**Exercise brief**
An exact reproduction of the records is required, with all images left out.

**Given entries**

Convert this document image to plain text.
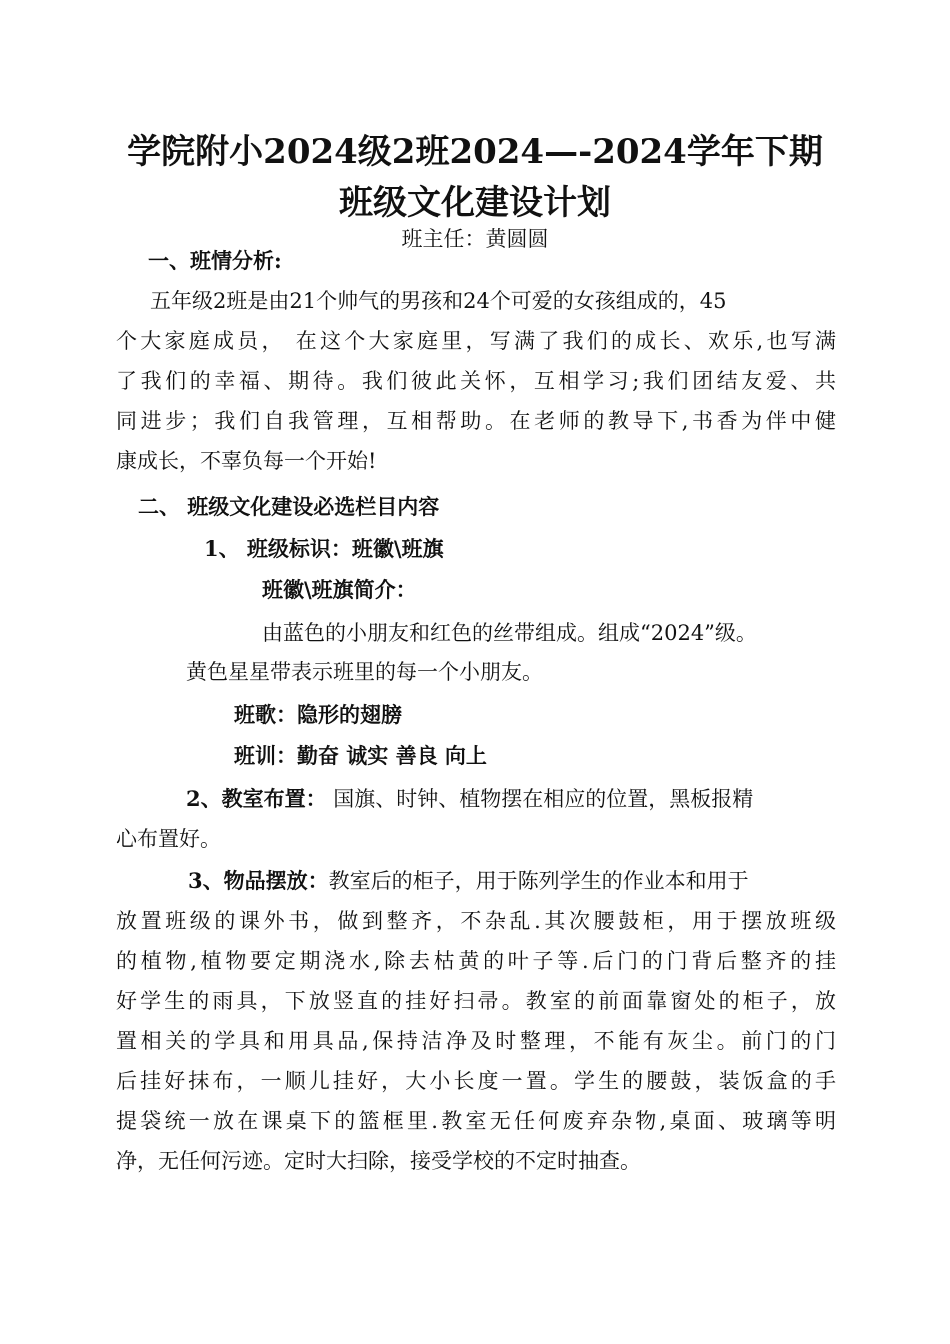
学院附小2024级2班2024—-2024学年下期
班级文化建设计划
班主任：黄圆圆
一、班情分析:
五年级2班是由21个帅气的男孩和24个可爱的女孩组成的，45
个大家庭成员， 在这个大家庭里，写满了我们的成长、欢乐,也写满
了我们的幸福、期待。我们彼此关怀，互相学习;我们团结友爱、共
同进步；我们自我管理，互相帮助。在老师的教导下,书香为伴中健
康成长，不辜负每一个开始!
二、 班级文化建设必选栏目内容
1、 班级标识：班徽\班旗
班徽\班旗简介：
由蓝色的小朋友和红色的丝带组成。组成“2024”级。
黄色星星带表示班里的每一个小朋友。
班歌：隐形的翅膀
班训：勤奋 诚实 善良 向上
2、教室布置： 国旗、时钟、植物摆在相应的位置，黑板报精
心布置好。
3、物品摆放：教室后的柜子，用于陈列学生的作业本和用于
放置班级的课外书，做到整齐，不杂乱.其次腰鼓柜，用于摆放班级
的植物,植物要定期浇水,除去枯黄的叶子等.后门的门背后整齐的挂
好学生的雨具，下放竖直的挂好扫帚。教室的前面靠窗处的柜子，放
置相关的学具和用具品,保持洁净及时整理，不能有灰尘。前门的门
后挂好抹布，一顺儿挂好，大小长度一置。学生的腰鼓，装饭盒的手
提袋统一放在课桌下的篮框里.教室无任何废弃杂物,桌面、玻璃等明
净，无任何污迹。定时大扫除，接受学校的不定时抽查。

**Response below**
Convert this document image to plain text.
学院附小2024级2班2024—-2024学年下期
班级文化建设计划
班主任：黄圆圆
一、班情分析:
五年级2班是由21个帅气的男孩和24个可爱的女孩组成的，45
个大家庭成员， 在这个大家庭里，写满了我们的成长、欢乐,也写满
了我们的幸福、期待。我们彼此关怀，互相学习;我们团结友爱、共
同进步；我们自我管理，互相帮助。在老师的教导下,书香为伴中健
康成长，不辜负每一个开始!
二、 班级文化建设必选栏目内容
1、 班级标识：班徽\班旗
班徽\班旗简介：
由蓝色的小朋友和红色的丝带组成。组成“2024”级。
黄色星星带表示班里的每一个小朋友。
班歌：隐形的翅膀
班训：勤奋 诚实 善良 向上
2、教室布置： 国旗、时钟、植物摆在相应的位置，黑板报精
心布置好。
3、物品摆放：教室后的柜子，用于陈列学生的作业本和用于
放置班级的课外书，做到整齐，不杂乱.其次腰鼓柜，用于摆放班级
的植物,植物要定期浇水,除去枯黄的叶子等.后门的门背后整齐的挂
好学生的雨具，下放竖直的挂好扫帚。教室的前面靠窗处的柜子，放
置相关的学具和用具品,保持洁净及时整理，不能有灰尘。前门的门
后挂好抹布，一顺儿挂好，大小长度一置。学生的腰鼓，装饭盒的手
提袋统一放在课桌下的篮框里.教室无任何废弃杂物,桌面、玻璃等明
净，无任何污迹。定时大扫除，接受学校的不定时抽查。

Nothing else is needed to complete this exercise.